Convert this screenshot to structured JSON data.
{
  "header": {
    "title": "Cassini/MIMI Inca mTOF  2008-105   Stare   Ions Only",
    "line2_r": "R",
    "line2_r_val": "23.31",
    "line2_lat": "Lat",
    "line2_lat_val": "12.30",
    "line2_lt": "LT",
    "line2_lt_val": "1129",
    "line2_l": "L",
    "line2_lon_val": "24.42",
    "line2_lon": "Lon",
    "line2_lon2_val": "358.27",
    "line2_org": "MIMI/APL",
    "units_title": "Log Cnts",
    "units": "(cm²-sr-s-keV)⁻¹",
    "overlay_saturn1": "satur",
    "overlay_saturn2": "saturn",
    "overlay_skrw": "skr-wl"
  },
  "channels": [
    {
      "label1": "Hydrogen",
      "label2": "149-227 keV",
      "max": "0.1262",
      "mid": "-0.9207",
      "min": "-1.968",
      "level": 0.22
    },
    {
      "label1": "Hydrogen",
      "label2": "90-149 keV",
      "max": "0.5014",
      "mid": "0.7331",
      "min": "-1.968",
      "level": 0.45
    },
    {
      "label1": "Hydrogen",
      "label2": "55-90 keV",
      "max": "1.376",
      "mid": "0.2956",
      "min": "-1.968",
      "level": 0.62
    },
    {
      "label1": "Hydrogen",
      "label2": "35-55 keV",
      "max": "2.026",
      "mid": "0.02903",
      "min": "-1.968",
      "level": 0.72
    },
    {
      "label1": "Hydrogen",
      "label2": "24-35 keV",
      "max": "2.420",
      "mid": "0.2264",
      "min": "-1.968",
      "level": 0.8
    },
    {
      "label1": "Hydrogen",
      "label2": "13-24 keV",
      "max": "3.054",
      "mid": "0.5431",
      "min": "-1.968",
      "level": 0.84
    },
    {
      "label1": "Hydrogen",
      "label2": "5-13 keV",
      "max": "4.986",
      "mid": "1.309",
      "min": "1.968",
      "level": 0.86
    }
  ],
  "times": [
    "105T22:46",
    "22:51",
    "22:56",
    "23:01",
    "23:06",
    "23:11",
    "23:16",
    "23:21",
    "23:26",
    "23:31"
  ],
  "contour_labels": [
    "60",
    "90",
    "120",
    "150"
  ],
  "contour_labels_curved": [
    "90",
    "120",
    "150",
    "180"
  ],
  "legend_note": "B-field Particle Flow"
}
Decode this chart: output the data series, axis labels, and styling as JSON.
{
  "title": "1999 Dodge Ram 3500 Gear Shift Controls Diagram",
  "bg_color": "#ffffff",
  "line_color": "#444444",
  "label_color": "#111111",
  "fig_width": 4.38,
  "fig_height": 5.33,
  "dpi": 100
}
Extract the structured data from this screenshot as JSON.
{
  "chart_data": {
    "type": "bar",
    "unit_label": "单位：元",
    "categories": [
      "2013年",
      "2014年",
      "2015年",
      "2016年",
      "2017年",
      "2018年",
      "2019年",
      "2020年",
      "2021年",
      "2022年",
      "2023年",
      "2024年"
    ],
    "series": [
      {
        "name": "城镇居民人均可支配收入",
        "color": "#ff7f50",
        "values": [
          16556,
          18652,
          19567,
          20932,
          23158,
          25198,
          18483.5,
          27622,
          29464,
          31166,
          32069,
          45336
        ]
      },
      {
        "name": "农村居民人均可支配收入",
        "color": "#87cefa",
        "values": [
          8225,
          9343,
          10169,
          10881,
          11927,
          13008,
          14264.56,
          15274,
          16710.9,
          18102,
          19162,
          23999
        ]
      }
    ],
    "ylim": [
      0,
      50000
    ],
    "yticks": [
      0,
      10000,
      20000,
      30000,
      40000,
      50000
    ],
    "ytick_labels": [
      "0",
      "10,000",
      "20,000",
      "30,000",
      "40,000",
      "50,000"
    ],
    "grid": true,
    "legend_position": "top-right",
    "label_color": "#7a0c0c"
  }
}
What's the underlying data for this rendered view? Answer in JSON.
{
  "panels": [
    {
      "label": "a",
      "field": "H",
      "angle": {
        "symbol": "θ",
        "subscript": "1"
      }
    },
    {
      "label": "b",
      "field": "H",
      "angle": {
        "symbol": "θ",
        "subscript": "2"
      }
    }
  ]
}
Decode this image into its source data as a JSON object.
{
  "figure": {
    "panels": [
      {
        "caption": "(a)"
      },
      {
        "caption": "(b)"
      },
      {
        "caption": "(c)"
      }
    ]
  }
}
++++++++
_Exercise instructions_
Make a copy of each line that contains the string "JSON".

_Answer_
Convert this screenshot to structured JSON data.
Decode this chart: output the data series, axis labels, and styling as JSON.
Extract the structured data from this screenshot as JSON.
What's the underlying data for this rendered view? Answer in JSON.
Decode this image into its source data as a JSON object.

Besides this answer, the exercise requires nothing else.